### EXCERPTED TEXT
──────────────────────────────

Start with your organisational structure. List every role that interacts with your management system in any meaningful way. This does not mean every single job title in the company. It means every role that has responsibilities defined within your quality, safety, environmental, or information security system.

For a small manufacturer, this might include the production manager, quality technician, warehouse supervisor, maintenance staff, and senior management. For a professional services firm pursuing ISO 27001, it might include IT staff, account managers, HR, and executive leadership. The point is to be deliberate. Vague categories like “all staff” are not useful in a matrix because they do not tell you who is responsible for what.

Once you have your roles listed, note whether you are mapping by role or by individual. Both approaches work, but they serve different purposes. Role-based matrices are easier to maintain when staff turn over frequently. Individual-based matrices give you more precise visibility into gaps. Many businesses use a hybrid approach, mapping by role first and then tracking individual completion records separately.

Step Two: Identify Competency Requirements for Each Role

This is where most businesses either get it right or get it badly wrong. Competency requirements need to come from two sources: the ISO standard itself and the actual operational demands of the role.

Drawing from the ISO Standard

Read through your standard carefully and extract every clause that mentions competence, awareness, training, or knowledge. In ISO 9001, this includes Clause 7.2 (Competence), Clause 7.3 (Awareness), and various process-specific requirements. In ISO 45001, you will also find competence requirements tied to hazard identification, emergency response, and legal obligations. Make a list of these standard-driven requirements and assign them to the relevant roles.

──────────────────────────────

### TASK LIST
1 - Repeat the competency matrix text starting with "Start with your" and going on through "information security system.", switching "role" to "position".
2 - Decide whether each statement agrees with the competency matrix text, answering yes or no and quoting the words that decide it: (a) Role-based matrices are easier to maintain when staff turn over frequently. (b) A category such as "all staff" is useful in a matrix. (c) Competency requirements should come from the ISO standard alone.

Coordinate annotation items
──────────────────────────────

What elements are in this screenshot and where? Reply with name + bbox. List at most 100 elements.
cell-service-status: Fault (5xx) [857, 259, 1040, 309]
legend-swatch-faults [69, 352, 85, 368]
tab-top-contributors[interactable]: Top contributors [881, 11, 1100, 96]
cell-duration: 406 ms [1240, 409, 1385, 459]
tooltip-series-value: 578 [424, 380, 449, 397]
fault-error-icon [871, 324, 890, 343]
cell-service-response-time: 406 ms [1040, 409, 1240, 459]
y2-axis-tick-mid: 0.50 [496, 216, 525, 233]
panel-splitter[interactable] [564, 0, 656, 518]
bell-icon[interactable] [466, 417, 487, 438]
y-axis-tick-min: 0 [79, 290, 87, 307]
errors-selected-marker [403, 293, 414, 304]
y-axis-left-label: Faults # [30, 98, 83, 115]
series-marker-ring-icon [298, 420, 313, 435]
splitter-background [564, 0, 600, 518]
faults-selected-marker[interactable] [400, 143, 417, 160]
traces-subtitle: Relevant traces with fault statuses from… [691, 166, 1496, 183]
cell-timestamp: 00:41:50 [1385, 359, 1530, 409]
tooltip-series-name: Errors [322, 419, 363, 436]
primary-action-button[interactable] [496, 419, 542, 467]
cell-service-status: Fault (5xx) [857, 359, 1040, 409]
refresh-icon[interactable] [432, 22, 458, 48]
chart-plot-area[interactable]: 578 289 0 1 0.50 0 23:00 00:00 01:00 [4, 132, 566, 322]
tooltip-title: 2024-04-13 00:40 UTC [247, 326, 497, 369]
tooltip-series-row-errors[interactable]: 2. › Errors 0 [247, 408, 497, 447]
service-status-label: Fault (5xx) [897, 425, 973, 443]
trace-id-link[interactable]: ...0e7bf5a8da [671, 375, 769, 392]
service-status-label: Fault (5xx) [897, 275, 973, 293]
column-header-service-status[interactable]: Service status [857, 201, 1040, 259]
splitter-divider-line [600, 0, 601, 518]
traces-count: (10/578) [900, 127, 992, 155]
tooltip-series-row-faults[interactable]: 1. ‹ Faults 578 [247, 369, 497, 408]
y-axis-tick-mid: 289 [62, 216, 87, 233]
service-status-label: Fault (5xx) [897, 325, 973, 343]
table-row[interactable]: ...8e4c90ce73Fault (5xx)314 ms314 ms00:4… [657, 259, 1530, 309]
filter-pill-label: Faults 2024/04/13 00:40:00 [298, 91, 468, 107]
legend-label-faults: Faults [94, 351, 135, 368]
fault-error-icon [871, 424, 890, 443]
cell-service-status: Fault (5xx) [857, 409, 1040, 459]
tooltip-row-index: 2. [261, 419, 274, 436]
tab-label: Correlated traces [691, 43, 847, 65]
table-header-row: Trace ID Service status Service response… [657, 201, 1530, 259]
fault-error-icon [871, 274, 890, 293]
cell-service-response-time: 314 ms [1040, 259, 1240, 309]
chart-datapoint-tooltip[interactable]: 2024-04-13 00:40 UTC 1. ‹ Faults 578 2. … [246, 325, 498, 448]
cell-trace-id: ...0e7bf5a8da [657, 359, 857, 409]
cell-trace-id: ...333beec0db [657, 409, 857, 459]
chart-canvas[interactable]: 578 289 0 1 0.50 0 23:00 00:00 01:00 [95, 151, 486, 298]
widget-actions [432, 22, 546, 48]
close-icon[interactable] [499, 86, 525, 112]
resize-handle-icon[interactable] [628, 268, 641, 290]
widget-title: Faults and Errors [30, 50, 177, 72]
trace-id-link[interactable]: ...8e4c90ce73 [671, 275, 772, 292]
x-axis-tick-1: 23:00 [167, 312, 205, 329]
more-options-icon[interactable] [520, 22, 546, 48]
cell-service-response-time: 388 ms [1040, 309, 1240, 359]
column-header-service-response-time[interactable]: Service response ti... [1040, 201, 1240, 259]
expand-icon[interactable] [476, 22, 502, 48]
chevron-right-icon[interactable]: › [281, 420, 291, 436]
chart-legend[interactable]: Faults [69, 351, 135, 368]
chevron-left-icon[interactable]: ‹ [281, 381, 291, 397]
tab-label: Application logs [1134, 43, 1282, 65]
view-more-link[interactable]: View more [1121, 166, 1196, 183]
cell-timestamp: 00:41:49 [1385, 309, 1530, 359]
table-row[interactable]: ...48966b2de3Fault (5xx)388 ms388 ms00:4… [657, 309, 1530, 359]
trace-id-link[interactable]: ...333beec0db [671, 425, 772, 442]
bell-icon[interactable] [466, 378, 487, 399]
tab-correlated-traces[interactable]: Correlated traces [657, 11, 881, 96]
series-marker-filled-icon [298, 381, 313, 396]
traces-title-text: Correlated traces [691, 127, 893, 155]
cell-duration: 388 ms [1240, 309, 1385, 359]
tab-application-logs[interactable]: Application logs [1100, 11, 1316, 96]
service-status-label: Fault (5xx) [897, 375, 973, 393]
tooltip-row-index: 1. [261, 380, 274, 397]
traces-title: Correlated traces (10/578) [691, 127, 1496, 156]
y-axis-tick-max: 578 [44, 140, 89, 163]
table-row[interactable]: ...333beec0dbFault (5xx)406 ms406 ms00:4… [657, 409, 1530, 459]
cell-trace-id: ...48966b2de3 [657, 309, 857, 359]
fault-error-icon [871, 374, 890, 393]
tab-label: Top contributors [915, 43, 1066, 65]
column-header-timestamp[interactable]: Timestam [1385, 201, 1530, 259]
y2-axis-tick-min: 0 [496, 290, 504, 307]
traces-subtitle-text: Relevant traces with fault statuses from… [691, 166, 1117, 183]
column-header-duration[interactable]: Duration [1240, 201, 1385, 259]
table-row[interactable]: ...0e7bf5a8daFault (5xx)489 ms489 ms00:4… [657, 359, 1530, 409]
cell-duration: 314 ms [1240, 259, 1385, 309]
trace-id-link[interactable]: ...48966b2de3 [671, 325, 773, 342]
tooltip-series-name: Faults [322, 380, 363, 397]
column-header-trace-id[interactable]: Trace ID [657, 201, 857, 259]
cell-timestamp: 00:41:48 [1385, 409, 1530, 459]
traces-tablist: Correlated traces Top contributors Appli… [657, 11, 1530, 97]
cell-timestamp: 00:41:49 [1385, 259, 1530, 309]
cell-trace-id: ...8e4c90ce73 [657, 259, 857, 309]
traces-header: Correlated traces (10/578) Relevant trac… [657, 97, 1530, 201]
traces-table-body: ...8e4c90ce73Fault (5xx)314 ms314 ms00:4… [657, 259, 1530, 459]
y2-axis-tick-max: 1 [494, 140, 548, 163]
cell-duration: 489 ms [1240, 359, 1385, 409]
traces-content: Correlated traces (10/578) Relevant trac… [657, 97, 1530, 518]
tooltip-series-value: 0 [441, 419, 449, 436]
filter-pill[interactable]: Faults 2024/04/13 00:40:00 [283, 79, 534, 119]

──────────────────────────────

### RESULTS FOR THE EXERCISE
1 -
Start with your organisational structure. List every position that interacts with your management system in any meaningful way. This does not mean every single job title in the company. It means every position that has responsibilities defined within your quality, safety, environmental, or information security system.

2 -
(a) Yes: "Role-based matrices are easier to maintain when staff turn over frequently."
(b) No: "Vague categories like “all staff” are not useful in a matrix because they do not tell you who is responsible for what."
(c) No: "Competency requirements need to come from two sources: the ISO standard itself and the actual operational demands of the role."